Vuitton pone su pasarela en Kyoto
La firma lleva a las montañas Shigaraki su colección crucero, plagada de guiños japoneses
El mismo día que Corea del Norte lanzaba su nueva provocación a aguas japonesas, Louis Vuitton afianzaba su lujo ahí, precisamente en el país torturado por los ensayos balísticos de Pyongyang. Y conseguía, de paso, el más difícil todavía al que las grandes marcas someten sus intereses y desfiles para no caer jamás en el olvido. O lo que es peor, en la indiferencia.
Si hace tres días Dior se llevó su presentación de la colección Crucero 2018 al desierto de Los Ángeles, Nicolás Ghesquière contraatacó a las 48 horas de forma incontestable subiendo la suya al Museo Miho de Koka (¡el Monogram en el paraíso!). Y remató su exquisita locura japonesa cerrando el distrito de las geishas de Kyoto. Entero. Por primera vez en la historia de la ciudad una marca se hizo con el control absoluto de la zona más emblemática para ratificar su condición todopoderosa con una fiesta privada. Inesperada como la colección que Ghesquière presentó con este montaje a todo trapo, de cuatro días (los 500 invitados volvemos hoy a casa) como si no hubiera un mañana.
En su nueva propuesta, el director creativo consigue dar cuerpo por fin a su longeva historia de amor con Japón. La traduce en meditados guiños al cine de Kitano, al color embriagador del Kabuki y al espíritu de Katsushika Hokusai.
Nada fuera de lugar. Y todo compenetrado con la inmensidad del paisaje que envuelve el museo Miho. El lugar que escogió para su desfile del domingo hace ya dos años. Porque esa construcción insertada en las entrañas de una montaña no sólo es donde se exponen piezas milenarias exquisitas ( 250 escogidas de una colección particular de 2.000 joyas de Grecia, Roma, Egipto y Oriente Medio) sino además, y sobre todo, es un Shangri-La. El que Mikoho
El desfile se celebró sobre un puente colgante en una zona boscosa, a la entrada del Museo Miho
Koyama, la elegante propietaria que por lo que se cuenta va eternamente encajada en los kimonos de telas más exquisitas fabricadas por su familia, encargó proyectar a I. M. Pei. Para que el centenario arquitecto lo construyera como quisiera.

* _Consigna_: Extrae literalmente del texto sobre el desfile de Vuitton en Kyoto el fragmento comprendido entre "Si hace tres" y "hubiera un mañana.", ambos incluidos.

* _Entradas proporcionadas_:
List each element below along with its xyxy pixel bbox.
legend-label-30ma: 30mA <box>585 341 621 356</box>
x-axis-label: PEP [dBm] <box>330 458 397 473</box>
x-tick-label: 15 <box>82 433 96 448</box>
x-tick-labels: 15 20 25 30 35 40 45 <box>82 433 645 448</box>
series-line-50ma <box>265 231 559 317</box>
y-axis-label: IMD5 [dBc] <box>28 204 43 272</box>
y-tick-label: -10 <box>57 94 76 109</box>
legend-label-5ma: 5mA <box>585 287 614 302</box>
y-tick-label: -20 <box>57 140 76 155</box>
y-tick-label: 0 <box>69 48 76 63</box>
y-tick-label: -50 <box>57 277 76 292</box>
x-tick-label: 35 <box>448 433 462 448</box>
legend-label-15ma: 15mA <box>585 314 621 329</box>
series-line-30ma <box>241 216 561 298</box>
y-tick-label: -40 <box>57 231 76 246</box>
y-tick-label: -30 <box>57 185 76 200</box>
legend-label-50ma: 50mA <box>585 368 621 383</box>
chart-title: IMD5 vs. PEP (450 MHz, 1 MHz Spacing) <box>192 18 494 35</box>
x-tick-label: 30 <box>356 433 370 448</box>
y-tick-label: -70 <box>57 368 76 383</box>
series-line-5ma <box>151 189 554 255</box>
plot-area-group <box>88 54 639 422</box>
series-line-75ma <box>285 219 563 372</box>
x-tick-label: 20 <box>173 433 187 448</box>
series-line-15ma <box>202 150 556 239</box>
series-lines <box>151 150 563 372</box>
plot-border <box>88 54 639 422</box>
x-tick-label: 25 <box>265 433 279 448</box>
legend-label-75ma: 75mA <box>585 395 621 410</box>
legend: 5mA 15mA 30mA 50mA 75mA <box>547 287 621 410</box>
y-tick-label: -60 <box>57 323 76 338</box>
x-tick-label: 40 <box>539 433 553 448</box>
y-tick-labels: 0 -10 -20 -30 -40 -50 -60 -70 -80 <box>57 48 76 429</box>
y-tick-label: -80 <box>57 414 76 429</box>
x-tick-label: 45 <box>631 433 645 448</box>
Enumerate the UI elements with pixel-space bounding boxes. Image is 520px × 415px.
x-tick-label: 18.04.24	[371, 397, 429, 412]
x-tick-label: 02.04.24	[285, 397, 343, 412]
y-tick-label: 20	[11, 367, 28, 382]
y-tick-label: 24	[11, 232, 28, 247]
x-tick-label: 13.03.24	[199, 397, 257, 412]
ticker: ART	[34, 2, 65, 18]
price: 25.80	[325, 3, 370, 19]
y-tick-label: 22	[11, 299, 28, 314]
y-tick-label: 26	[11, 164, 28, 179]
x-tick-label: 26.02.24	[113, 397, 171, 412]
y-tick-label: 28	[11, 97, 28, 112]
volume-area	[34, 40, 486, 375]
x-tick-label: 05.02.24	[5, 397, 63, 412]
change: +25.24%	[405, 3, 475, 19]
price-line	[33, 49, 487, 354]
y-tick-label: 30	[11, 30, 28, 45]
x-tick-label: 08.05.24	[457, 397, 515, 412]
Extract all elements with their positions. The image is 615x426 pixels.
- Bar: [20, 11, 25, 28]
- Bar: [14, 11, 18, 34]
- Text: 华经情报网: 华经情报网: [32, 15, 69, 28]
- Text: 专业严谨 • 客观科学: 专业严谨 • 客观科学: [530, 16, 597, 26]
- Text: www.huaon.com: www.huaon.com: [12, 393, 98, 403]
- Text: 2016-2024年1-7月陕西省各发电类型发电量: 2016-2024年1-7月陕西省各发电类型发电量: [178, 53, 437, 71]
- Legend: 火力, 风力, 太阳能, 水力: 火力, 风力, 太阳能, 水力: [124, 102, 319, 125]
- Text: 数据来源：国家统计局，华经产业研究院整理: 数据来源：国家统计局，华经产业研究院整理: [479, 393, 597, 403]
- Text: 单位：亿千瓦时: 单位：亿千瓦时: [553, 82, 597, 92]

* _Respuesta_:
Si hace tres días Dior se llevó su presentación de la colección Crucero 2018 al desierto de Los Ángeles, Nicolás Ghesquière contraatacó a las 48 horas de forma incontestable subiendo la suya al Museo Miho de Koka (¡el Monogram en el paraíso!). Y remató su exquisita locura japonesa cerrando el distrito de las geishas de Kyoto. Entero. Por primera vez en la historia de la ciudad una marca se hizo con el control absoluto de la zona más emblemática para ratificar su condición todopoderosa con una fiesta privada. Inesperada como la colección que Ghesquière presentó con este montaje a todo trapo, de cuatro días (los 500 invitados volvemos hoy a casa) como si no hubiera un mañana.